▶ _REQUIREMENTS_:
Keep only the lines of the data below that contain "meanCorr", and copy them.

▶ _ENTRIES_:
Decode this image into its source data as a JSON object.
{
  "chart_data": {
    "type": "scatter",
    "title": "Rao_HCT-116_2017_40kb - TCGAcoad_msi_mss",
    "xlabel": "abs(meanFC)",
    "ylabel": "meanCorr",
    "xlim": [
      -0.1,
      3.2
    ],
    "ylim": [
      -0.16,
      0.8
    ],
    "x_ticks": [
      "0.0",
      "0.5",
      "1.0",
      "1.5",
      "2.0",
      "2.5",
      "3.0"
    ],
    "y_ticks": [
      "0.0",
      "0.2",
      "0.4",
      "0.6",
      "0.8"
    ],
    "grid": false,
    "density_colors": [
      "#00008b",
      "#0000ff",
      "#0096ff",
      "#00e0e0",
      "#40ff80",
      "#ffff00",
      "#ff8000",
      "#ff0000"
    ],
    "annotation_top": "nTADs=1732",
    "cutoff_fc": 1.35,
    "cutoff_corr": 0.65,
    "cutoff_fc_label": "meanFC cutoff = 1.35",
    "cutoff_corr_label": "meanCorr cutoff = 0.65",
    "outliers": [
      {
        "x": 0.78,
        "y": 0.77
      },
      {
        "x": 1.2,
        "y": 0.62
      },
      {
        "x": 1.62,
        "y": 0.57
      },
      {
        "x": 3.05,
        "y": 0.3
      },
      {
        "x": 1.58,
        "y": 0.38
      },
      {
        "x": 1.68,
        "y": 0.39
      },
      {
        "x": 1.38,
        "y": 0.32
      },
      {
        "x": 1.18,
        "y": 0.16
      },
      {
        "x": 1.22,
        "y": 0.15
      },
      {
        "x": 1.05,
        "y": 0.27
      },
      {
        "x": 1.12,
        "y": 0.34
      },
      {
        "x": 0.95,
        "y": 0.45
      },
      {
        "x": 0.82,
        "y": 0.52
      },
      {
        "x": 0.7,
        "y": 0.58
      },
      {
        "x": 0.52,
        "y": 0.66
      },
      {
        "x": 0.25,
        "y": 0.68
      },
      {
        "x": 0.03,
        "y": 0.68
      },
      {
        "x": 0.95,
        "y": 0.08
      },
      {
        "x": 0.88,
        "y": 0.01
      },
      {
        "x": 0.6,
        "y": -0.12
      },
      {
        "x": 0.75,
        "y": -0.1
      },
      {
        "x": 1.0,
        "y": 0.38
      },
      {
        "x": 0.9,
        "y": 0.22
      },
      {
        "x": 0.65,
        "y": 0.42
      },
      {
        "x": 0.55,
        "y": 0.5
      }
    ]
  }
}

▶ _RESPONSE TO THIS TASK_:
    "ylabel": "meanCorr",
    "cutoff_corr_label": "meanCorr cutoff = 0.65",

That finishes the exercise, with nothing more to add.